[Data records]
══════════
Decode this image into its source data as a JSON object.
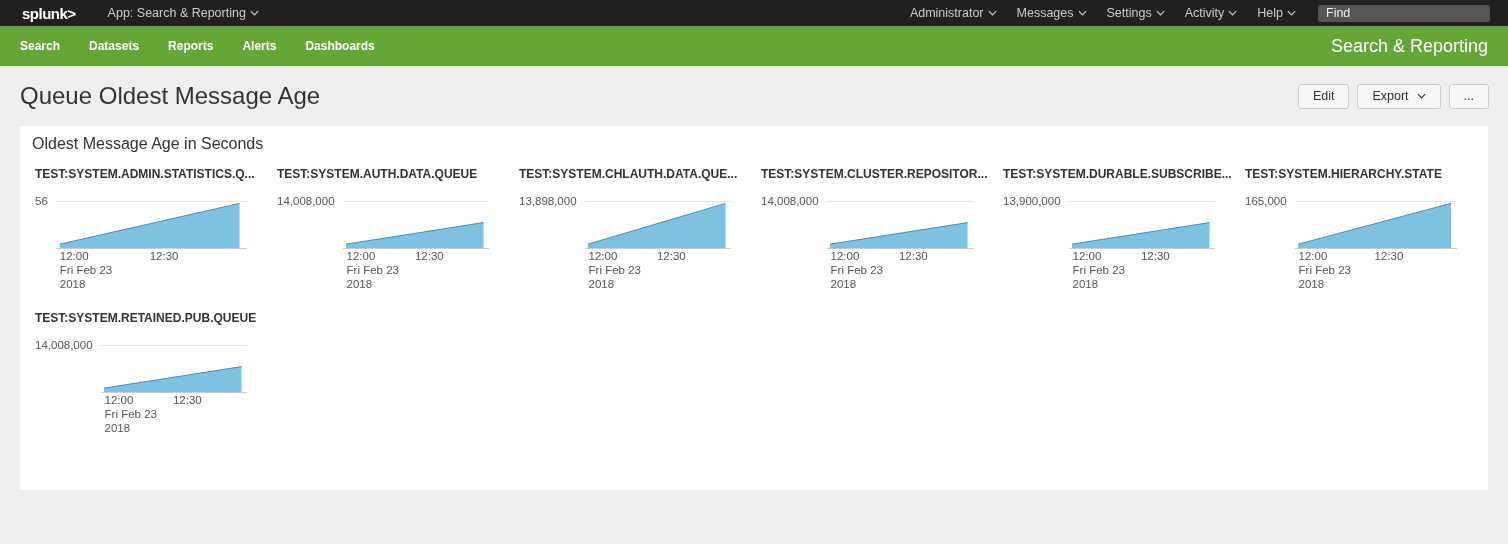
{
  "top_bar": {
    "logo": "splunk>",
    "app_menu": "App: Search & Reporting",
    "menus": [
      "Administrator",
      "Messages",
      "Settings",
      "Activity",
      "Help"
    ],
    "search": {
      "placeholder": "Find"
    }
  },
  "app_bar": {
    "nav": [
      "Search",
      "Datasets",
      "Reports",
      "Alerts",
      "Dashboards"
    ],
    "app_title": "Search & Reporting"
  },
  "page": {
    "title": "Queue Oldest Message Age",
    "buttons": [
      {
        "label": "Edit",
        "kind": "plain"
      },
      {
        "label": "Export",
        "kind": "dropdown"
      },
      {
        "label": "...",
        "kind": "plain"
      }
    ]
  },
  "panel": {
    "title": "Oldest Message Age in Seconds",
    "charts": [
      {
        "title": "TEST:SYSTEM.ADMIN.STATISTICS.Q...",
        "y_tick": "56",
        "x_ticks": [
          "12:00",
          "12:30"
        ],
        "date": [
          "Fri Feb 23",
          "2018"
        ]
      },
      {
        "title": "TEST:SYSTEM.AUTH.DATA.QUEUE",
        "y_tick": "14,008,000",
        "x_ticks": [
          "12:00",
          "12:30"
        ],
        "date": [
          "Fri Feb 23",
          "2018"
        ]
      },
      {
        "title": "TEST:SYSTEM.CHLAUTH.DATA.QUE...",
        "y_tick": "13,898,000",
        "x_ticks": [
          "12:00",
          "12:30"
        ],
        "date": [
          "Fri Feb 23",
          "2018"
        ]
      },
      {
        "title": "TEST:SYSTEM.CLUSTER.REPOSITOR...",
        "y_tick": "14,008,000",
        "x_ticks": [
          "12:00",
          "12:30"
        ],
        "date": [
          "Fri Feb 23",
          "2018"
        ]
      },
      {
        "title": "TEST:SYSTEM.DURABLE.SUBSCRIBE...",
        "y_tick": "13,900,000",
        "x_ticks": [
          "12:00",
          "12:30"
        ],
        "date": [
          "Fri Feb 23",
          "2018"
        ]
      },
      {
        "title": "TEST:SYSTEM.HIERARCHY.STATE",
        "y_tick": "165,000",
        "x_ticks": [
          "12:00",
          "12:30"
        ],
        "date": [
          "Fri Feb 23",
          "2018"
        ]
      },
      {
        "title": "TEST:SYSTEM.RETAINED.PUB.QUEUE",
        "y_tick": "14,008,000",
        "x_ticks": [
          "12:00",
          "12:30"
        ],
        "date": [
          "Fri Feb 23",
          "2018"
        ]
      }
    ]
  }
}
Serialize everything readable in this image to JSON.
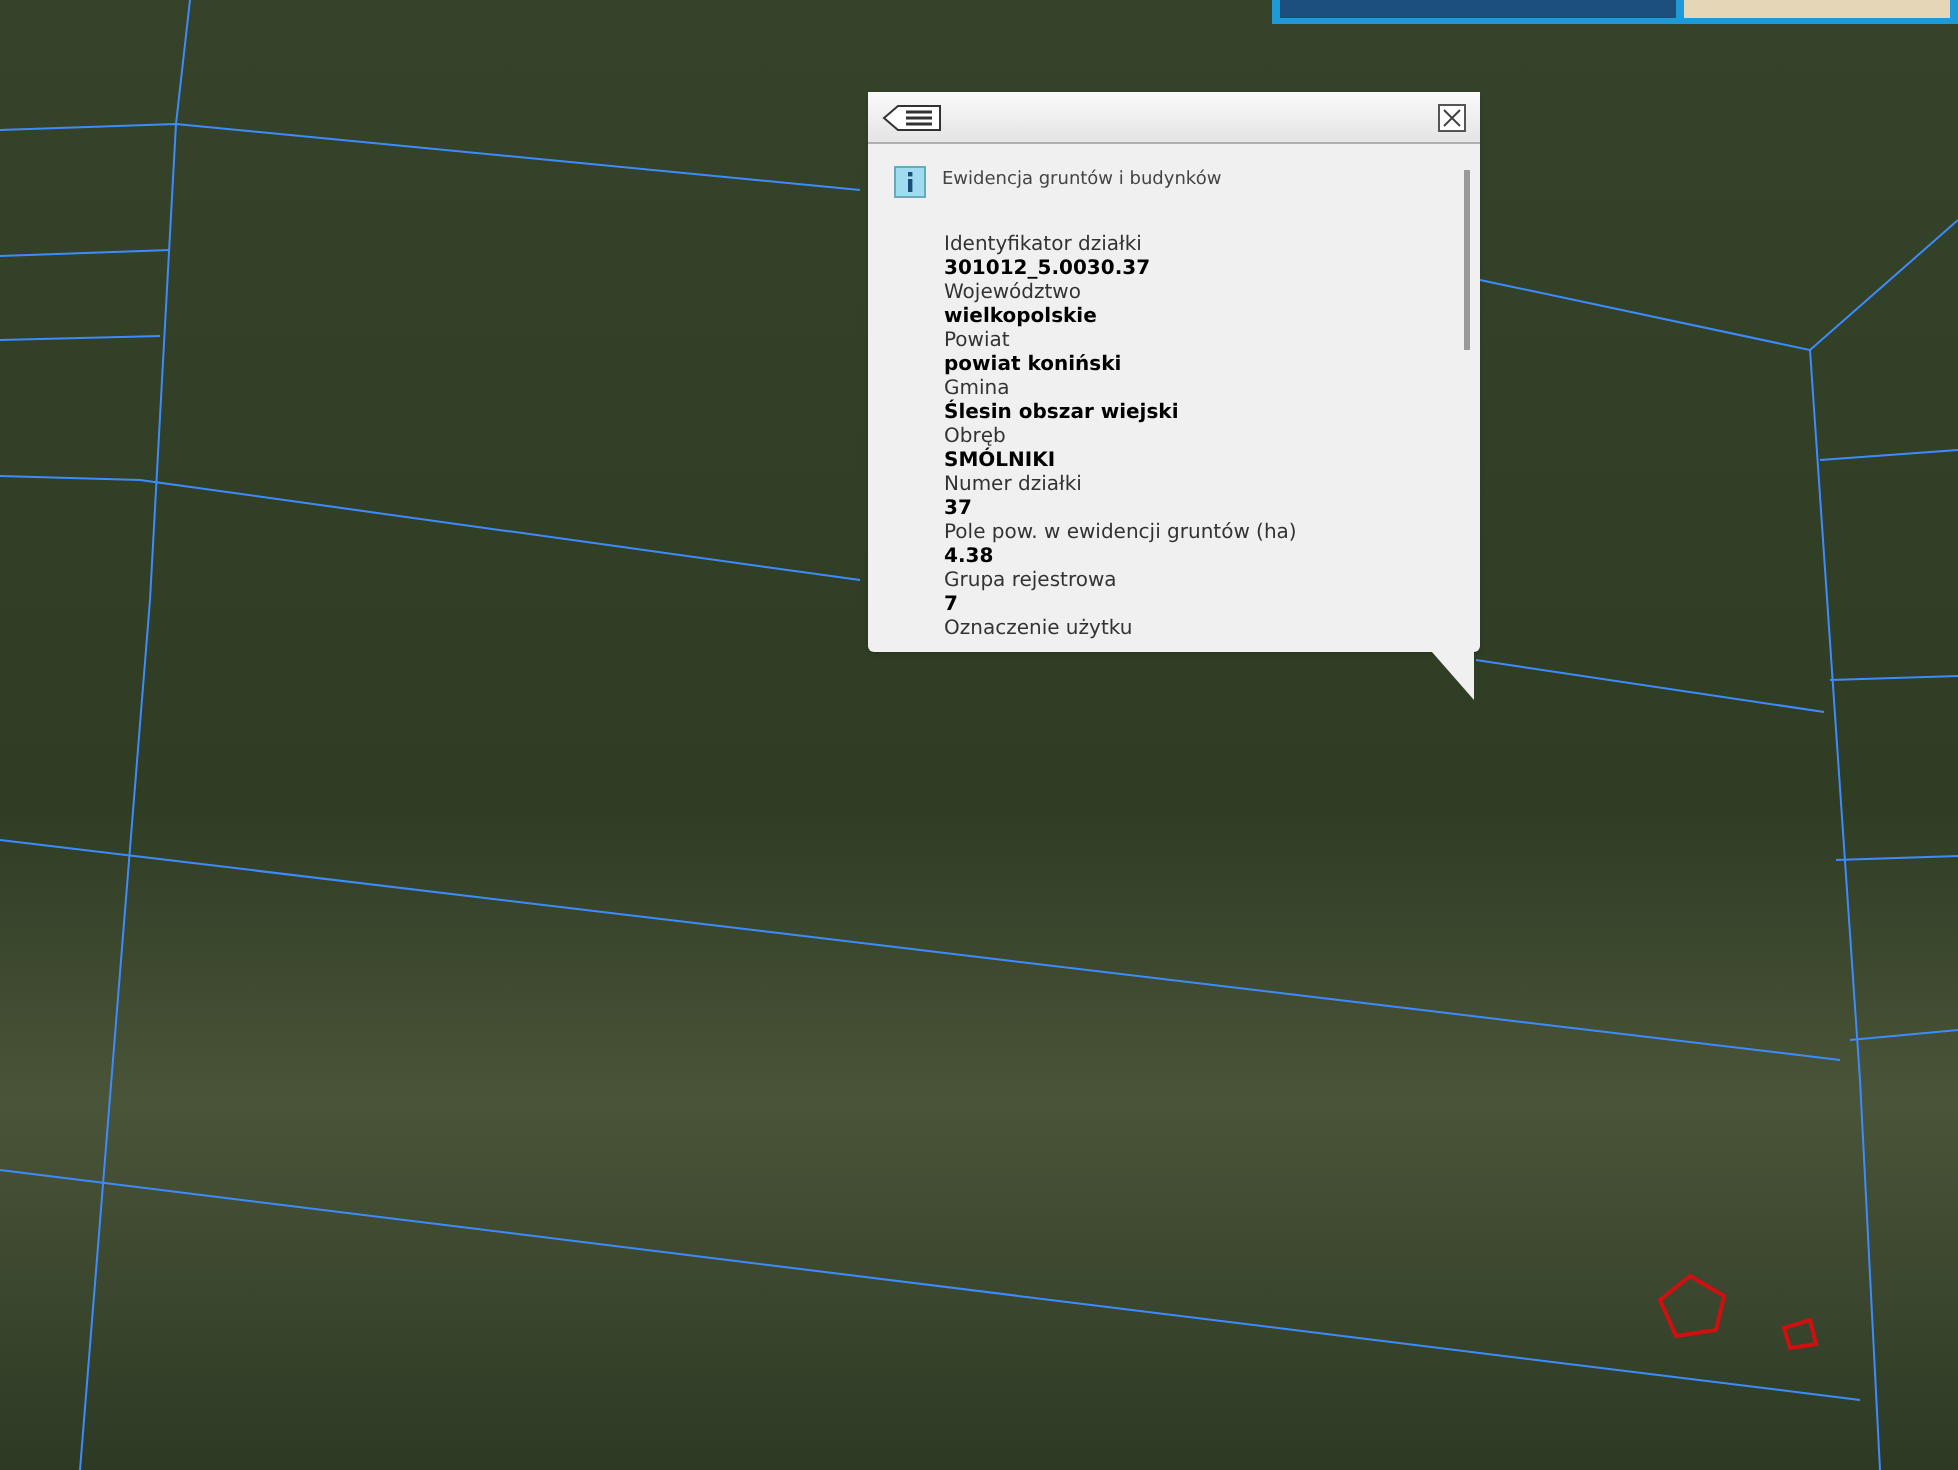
{
  "popup": {
    "source": "Ewidencja gruntów i budynków",
    "fields": [
      {
        "label": "Identyfikator działki",
        "value": "301012_5.0030.37"
      },
      {
        "label": "Województwo",
        "value": "wielkopolskie"
      },
      {
        "label": "Powiat",
        "value": "powiat koniński"
      },
      {
        "label": "Gmina",
        "value": "Ślesin obszar wiejski"
      },
      {
        "label": "Obręb",
        "value": "SMÓLNIKI"
      },
      {
        "label": "Numer działki",
        "value": "37"
      },
      {
        "label": "Pole pow. w ewidencji gruntów (ha)",
        "value": "4.38"
      },
      {
        "label": "Grupa rejestrowa",
        "value": "7"
      },
      {
        "label": "Oznaczenie użytku"
      }
    ]
  }
}
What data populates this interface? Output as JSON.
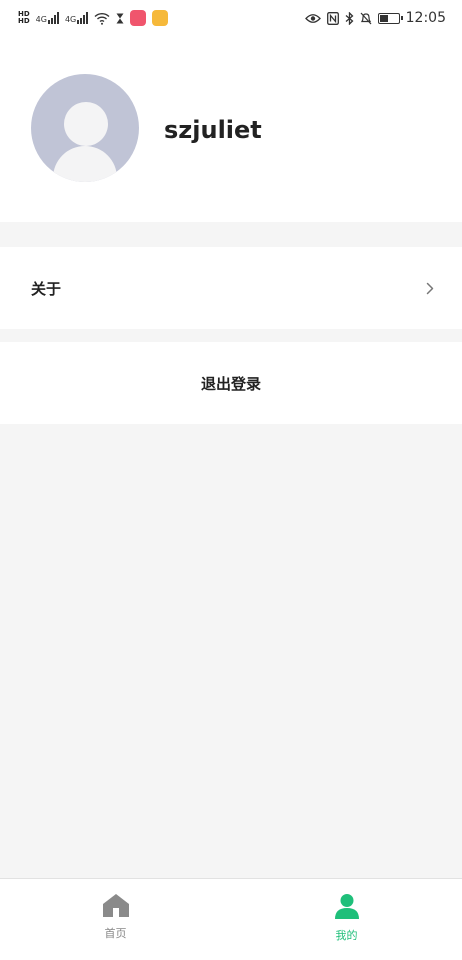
{
  "status_bar": {
    "left_badge_top": "HD",
    "left_badge_bottom": "HD",
    "net1": "4G",
    "net2": "4G",
    "time": "12:05",
    "battery_level": 0.45
  },
  "profile": {
    "username": "szjuliet"
  },
  "menu": {
    "about_label": "关于",
    "logout_label": "退出登录"
  },
  "tabs": [
    {
      "label": "首页",
      "icon": "home-icon",
      "active": false
    },
    {
      "label": "我的",
      "icon": "user-icon",
      "active": true
    }
  ],
  "colors": {
    "accent": "#1fbf7a",
    "inactive": "#888888",
    "avatar_bg": "#c0c4d6",
    "page_bg": "#f5f5f5"
  }
}
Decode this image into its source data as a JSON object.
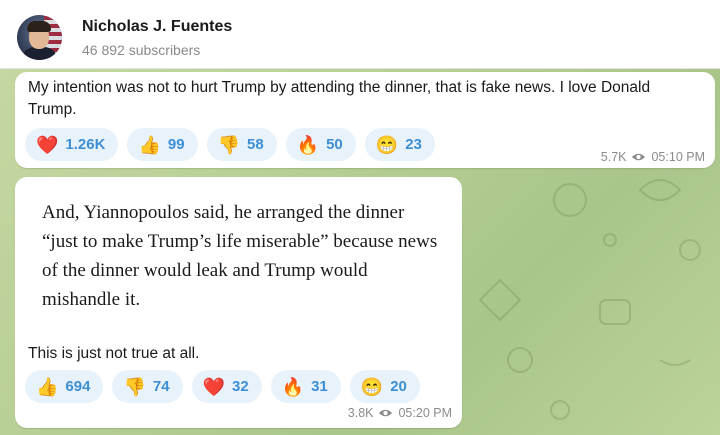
══════════
** What to do **
Without the pictures, repeat exactly the lines running from the line containing "Serialize everything readable" through the end of the data, both ends included.

** Correct output **
Serialize everything readable in this image to JSON.
{
  "popup": {
    "source": "Ewidencja gruntów i budynków",
    "fields": [
      {
        "label": "Identyfikator działki",
        "value": "301012_5.0030.37"
      },
      {
        "label": "Województwo",
        "value": "wielkopolskie"
      },
      {
        "label": "Powiat",
        "value": "powiat koniński"
      },
      {
        "label": "Gmina",
        "value": "Ślesin obszar wiejski"
      },
      {
        "label": "Obręb",
        "value": "SMÓLNIKI"
      },
      {
        "label": "Numer działki",
        "value": "37"
      },
      {
        "label": "Pole pow. w ewidencji gruntów (ha)",
        "value": "4.38"
      },
      {
        "label": "Grupa rejestrowa",
        "value": "7"
      },
      {
        "label": "Oznaczenie użytku"
      }
    ]
  }
}
What data populates this interface? Output as JSON.
{
  "status_bar": {
    "left_badge_top": "HD",
    "left_badge_bottom": "HD",
    "net1": "4G",
    "net2": "4G",
    "time": "12:05",
    "battery_level": 0.45
  },
  "profile": {
    "username": "szjuliet"
  },
  "menu": {
    "about_label": "关于",
    "logout_label": "退出登录"
  },
  "tabs": [
    {
      "label": "首页",
      "icon": "home-icon",
      "active": false
    },
    {
      "label": "我的",
      "icon": "user-icon",
      "active": true
    }
  ],
  "colors": {
    "accent": "#1fbf7a",
    "inactive": "#888888",
    "avatar_bg": "#c0c4d6",
    "page_bg": "#f5f5f5"
  }
}
Decode this image into its source data as a JSON object.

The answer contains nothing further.